(TASK BRIEF) List the lines of this listing that hold the word "politique".

[BEGIN]

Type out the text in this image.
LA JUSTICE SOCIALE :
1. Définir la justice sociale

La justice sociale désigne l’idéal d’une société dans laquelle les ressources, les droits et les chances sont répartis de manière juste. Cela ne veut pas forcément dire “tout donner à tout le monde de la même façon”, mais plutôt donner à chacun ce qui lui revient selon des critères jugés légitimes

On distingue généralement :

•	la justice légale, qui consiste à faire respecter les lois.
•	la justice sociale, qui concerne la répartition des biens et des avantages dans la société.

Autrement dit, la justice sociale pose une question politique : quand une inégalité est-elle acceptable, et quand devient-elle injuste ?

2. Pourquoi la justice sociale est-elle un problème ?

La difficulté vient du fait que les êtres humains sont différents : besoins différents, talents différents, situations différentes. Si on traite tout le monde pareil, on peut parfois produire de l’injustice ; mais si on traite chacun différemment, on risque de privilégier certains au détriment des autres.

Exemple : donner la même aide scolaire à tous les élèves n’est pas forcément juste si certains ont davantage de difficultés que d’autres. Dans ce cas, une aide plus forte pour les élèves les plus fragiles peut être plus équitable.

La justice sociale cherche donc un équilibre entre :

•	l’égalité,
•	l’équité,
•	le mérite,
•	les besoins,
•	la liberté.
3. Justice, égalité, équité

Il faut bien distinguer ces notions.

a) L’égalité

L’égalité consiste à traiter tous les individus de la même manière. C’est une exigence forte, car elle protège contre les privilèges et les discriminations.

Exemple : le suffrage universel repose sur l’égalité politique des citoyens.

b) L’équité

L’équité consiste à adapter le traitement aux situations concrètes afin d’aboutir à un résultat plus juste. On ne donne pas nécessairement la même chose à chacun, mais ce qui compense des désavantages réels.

[END]

(TASK RESULT)
Autrement dit, la justice sociale pose une question politique : quand une inégalité est-elle acceptable, et quand devient-elle injuste ?
Exemple : le suffrage universel repose sur l’égalité politique des citoyens.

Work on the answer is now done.